**Required task:** Gather every line below where "phục" appears.

**Dataset extract:**
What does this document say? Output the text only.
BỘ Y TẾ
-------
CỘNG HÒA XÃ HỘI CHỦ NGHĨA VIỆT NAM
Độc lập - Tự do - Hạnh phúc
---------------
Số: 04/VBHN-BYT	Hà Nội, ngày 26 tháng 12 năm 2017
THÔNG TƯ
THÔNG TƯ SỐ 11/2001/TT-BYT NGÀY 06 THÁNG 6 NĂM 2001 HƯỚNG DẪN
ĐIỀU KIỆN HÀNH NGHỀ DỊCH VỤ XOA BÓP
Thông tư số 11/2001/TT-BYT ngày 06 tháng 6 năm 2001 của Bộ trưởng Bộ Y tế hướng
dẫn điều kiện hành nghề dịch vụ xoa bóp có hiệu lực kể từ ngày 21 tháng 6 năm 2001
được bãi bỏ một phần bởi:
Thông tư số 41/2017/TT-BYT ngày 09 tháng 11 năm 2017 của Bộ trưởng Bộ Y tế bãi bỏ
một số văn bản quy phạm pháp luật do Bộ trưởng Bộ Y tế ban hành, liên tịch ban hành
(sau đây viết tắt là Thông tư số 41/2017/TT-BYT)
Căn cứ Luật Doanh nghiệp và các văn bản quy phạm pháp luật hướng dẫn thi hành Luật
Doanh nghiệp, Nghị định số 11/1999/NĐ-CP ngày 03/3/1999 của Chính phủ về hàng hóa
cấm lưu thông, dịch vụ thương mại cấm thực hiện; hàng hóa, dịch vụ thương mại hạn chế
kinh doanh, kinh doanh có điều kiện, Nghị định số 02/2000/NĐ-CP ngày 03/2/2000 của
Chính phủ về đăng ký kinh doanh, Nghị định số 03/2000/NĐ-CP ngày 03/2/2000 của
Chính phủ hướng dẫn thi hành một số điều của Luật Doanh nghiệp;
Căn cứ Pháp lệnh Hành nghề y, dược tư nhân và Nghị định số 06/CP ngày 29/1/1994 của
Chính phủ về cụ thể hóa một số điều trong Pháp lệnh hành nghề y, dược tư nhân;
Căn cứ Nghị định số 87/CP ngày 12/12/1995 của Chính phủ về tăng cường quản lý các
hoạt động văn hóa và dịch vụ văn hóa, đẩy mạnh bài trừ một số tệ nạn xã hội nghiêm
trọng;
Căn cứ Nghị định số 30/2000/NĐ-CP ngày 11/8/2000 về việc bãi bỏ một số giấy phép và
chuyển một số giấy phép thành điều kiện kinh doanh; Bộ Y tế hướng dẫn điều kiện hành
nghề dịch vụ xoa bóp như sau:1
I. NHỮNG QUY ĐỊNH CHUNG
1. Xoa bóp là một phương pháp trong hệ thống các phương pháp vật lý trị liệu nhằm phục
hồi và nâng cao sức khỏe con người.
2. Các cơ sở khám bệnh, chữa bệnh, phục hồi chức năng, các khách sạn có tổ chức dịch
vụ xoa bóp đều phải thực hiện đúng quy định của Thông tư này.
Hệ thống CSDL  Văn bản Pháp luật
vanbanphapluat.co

**Solution for this problem:**
1. Xoa bóp là một phương pháp trong hệ thống các phương pháp vật lý trị liệu nhằm phục
2. Các cơ sở khám bệnh, chữa bệnh, phục hồi chức năng, các khách sạn có tổ chức dịch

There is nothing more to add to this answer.